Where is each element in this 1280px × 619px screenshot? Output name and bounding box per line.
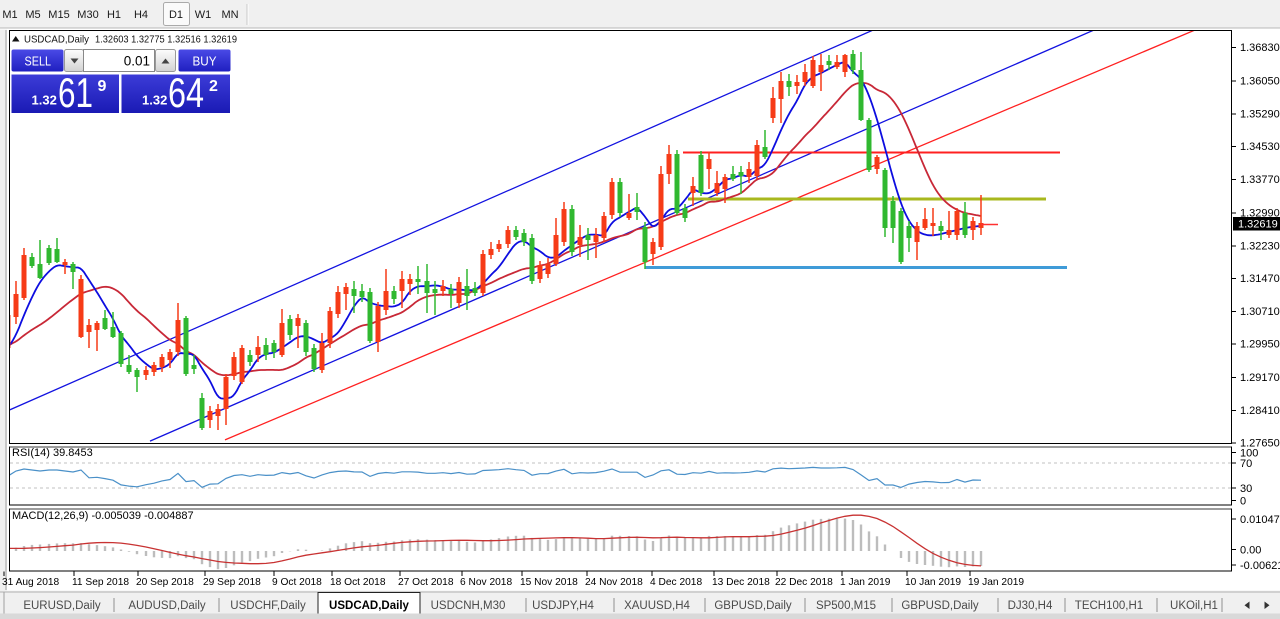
- svg-text:9: 9: [98, 78, 107, 95]
- svg-text:D1: D1: [169, 9, 183, 21]
- svg-text:MN: MN: [221, 9, 238, 21]
- svg-text:1.31470: 1.31470: [1240, 273, 1280, 285]
- svg-text:11 Sep 2018: 11 Sep 2018: [72, 577, 129, 588]
- svg-text:MACD(12,26,9) -0.005039 -0.004: MACD(12,26,9) -0.005039 -0.004887: [12, 510, 194, 522]
- svg-text:USDCNH,M30: USDCNH,M30: [431, 600, 506, 612]
- svg-text:BUY: BUY: [193, 55, 218, 69]
- svg-text:1 Jan 2019: 1 Jan 2019: [840, 577, 891, 588]
- svg-text:10 Jan 2019: 10 Jan 2019: [905, 577, 961, 588]
- svg-text:1.35290: 1.35290: [1240, 108, 1280, 120]
- svg-text:29 Sep 2018: 29 Sep 2018: [203, 577, 261, 588]
- svg-text:1.34530: 1.34530: [1240, 141, 1280, 153]
- svg-text:TECH100,H1: TECH100,H1: [1075, 600, 1143, 612]
- svg-text:GBPUSD,Daily: GBPUSD,Daily: [901, 600, 979, 612]
- svg-text:1.30710: 1.30710: [1240, 306, 1280, 318]
- svg-text:USDCAD,Daily: USDCAD,Daily: [24, 34, 90, 46]
- svg-text:USDCHF,Daily: USDCHF,Daily: [230, 600, 306, 612]
- svg-text:GBPUSD,Daily: GBPUSD,Daily: [714, 600, 792, 612]
- svg-text:9 Oct 2018: 9 Oct 2018: [272, 577, 322, 588]
- svg-text:1.29950: 1.29950: [1240, 339, 1280, 351]
- svg-text:USDCAD,Daily: USDCAD,Daily: [329, 600, 409, 612]
- svg-text:100: 100: [1240, 448, 1258, 460]
- svg-text:1.29170: 1.29170: [1240, 372, 1280, 384]
- svg-text:USDJPY,H4: USDJPY,H4: [532, 600, 594, 612]
- svg-text:64: 64: [168, 69, 204, 116]
- svg-text:6 Nov 2018: 6 Nov 2018: [460, 577, 512, 588]
- svg-text:31 Aug 2018: 31 Aug 2018: [2, 577, 60, 588]
- svg-text:1.33770: 1.33770: [1240, 174, 1280, 186]
- svg-text:W1: W1: [195, 9, 212, 21]
- svg-text:1.32: 1.32: [32, 93, 57, 108]
- svg-text:1.32: 1.32: [142, 93, 167, 108]
- svg-text:0.01: 0.01: [124, 54, 150, 69]
- svg-text:H4: H4: [134, 9, 148, 21]
- svg-text:13 Dec 2018: 13 Dec 2018: [712, 577, 770, 588]
- svg-text:M1: M1: [2, 9, 17, 21]
- svg-text:24 Nov 2018: 24 Nov 2018: [585, 577, 643, 588]
- svg-text:AUDUSD,Daily: AUDUSD,Daily: [128, 600, 206, 612]
- svg-text:1.36830: 1.36830: [1240, 42, 1280, 54]
- svg-text:1.32603 1.32775 1.32516 1.3261: 1.32603 1.32775 1.32516 1.32619: [95, 34, 237, 46]
- svg-text:UKOil,H1: UKOil,H1: [1170, 600, 1218, 612]
- svg-text:22 Dec 2018: 22 Dec 2018: [775, 577, 833, 588]
- svg-text:0.010474: 0.010474: [1240, 514, 1280, 526]
- svg-text:70: 70: [1240, 458, 1252, 470]
- svg-text:27 Oct 2018: 27 Oct 2018: [398, 577, 454, 588]
- svg-text:RSI(14) 39.8453: RSI(14) 39.8453: [12, 447, 93, 459]
- svg-text:DJ30,H4: DJ30,H4: [1008, 600, 1053, 612]
- svg-text:M5: M5: [25, 9, 40, 21]
- svg-text:2: 2: [209, 78, 218, 95]
- svg-text:19 Jan 2019: 19 Jan 2019: [968, 577, 1024, 588]
- svg-text:61: 61: [58, 69, 93, 116]
- svg-text:20 Sep 2018: 20 Sep 2018: [136, 577, 194, 588]
- svg-text:0.00: 0.00: [1240, 545, 1261, 557]
- svg-text:1.27650: 1.27650: [1240, 438, 1280, 450]
- svg-text:0: 0: [1240, 496, 1246, 508]
- svg-text:1.28410: 1.28410: [1240, 405, 1280, 417]
- svg-text:SP500,M15: SP500,M15: [816, 600, 876, 612]
- svg-text:H1: H1: [107, 9, 121, 21]
- svg-text:XAUUSD,H4: XAUUSD,H4: [624, 600, 690, 612]
- svg-text:4 Dec 2018: 4 Dec 2018: [650, 577, 702, 588]
- svg-text:M30: M30: [77, 9, 98, 21]
- svg-text:30: 30: [1240, 483, 1252, 495]
- svg-text:-0.006218: -0.006218: [1240, 560, 1280, 572]
- svg-text:1.32230: 1.32230: [1240, 240, 1280, 252]
- svg-text:SELL: SELL: [25, 55, 52, 69]
- svg-text:1.32619: 1.32619: [1238, 219, 1278, 231]
- svg-text:EURUSD,Daily: EURUSD,Daily: [23, 600, 101, 612]
- svg-text:18 Oct 2018: 18 Oct 2018: [330, 577, 386, 588]
- svg-text:15 Nov 2018: 15 Nov 2018: [520, 577, 578, 588]
- svg-text:1.32990: 1.32990: [1240, 208, 1280, 220]
- svg-text:1.36050: 1.36050: [1240, 76, 1280, 88]
- svg-text:M15: M15: [48, 9, 69, 21]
========
» **Exercise goal**: Rewrite the stretch of rows from the line containing "- svg-text:9: 9: [98, 78, 107, 95]" through the line containing "- svg-text:1.30710: 1.30710: [1240, 306, 1280, 318]", changing "BUY" to "LONG" and leaving everything else as it is. Give only those rows.

» **Solution to the exercise**:
- svg-text:9: 9: [98, 78, 107, 95]
- svg-text:D1: D1: [169, 9, 183, 21]
- svg-text:MN: MN: [221, 9, 238, 21]
- svg-text:1.31470: 1.31470: [1240, 273, 1280, 285]
- svg-text:11 Sep 2018: 11 Sep 2018: [72, 577, 129, 588]
- svg-text:MACD(12,26,9) -0.005039 -0.004: MACD(12,26,9) -0.005039 -0.004887: [12, 510, 194, 522]
- svg-text:USDCNH,M30: USDCNH,M30: [431, 600, 506, 612]
- svg-text:LONG: LONG: [193, 55, 218, 69]
- svg-text:1 Jan 2019: 1 Jan 2019: [840, 577, 891, 588]
- svg-text:10 Jan 2019: 10 Jan 2019: [905, 577, 961, 588]
- svg-text:1.35290: 1.35290: [1240, 108, 1280, 120]
- svg-text:29 Sep 2018: 29 Sep 2018: [203, 577, 261, 588]
- svg-text:1.34530: 1.34530: [1240, 141, 1280, 153]
- svg-text:TECH100,H1: TECH100,H1: [1075, 600, 1143, 612]
- svg-text:GBPUSD,Daily: GBPUSD,Daily: [901, 600, 979, 612]
- svg-text:1.30710: 1.30710: [1240, 306, 1280, 318]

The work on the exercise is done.